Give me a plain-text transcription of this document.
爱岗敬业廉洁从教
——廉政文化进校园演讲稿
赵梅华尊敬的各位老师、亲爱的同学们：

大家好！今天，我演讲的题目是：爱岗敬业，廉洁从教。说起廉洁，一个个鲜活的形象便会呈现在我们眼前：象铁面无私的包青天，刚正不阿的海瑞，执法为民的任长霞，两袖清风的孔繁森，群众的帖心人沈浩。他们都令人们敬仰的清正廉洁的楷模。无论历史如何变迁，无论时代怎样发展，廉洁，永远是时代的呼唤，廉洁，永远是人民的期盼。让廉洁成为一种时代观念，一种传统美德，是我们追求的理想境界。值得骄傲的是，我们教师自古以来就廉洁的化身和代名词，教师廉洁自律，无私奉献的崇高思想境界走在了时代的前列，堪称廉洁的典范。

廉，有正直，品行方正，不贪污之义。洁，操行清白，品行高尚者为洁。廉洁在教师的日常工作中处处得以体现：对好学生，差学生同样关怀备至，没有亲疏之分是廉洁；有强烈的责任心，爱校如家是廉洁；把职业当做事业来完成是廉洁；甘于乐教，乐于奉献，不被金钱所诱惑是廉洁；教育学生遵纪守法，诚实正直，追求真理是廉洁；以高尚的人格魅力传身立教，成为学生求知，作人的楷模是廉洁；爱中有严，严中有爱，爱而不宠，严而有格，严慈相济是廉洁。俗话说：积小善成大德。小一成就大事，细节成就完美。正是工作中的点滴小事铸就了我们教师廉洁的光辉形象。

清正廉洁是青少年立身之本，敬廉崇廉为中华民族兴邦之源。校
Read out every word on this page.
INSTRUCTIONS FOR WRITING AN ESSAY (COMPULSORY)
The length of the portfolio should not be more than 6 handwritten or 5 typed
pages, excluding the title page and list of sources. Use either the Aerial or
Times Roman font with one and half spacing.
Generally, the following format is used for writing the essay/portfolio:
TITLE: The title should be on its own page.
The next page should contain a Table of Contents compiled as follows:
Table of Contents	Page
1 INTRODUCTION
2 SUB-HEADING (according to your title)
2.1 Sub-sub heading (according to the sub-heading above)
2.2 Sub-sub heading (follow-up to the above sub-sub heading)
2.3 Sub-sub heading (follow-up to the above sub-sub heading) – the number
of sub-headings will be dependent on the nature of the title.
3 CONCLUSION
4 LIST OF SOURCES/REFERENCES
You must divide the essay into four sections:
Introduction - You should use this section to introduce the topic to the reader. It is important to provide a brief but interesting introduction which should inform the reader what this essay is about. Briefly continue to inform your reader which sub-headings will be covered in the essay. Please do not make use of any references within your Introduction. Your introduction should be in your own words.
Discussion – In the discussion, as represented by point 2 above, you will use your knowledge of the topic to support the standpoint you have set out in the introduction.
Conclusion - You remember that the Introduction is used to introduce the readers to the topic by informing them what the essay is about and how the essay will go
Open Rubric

Problem ->
State how many lines hold the word "used". The number is the whole answer.

Answer for this exercise ->
2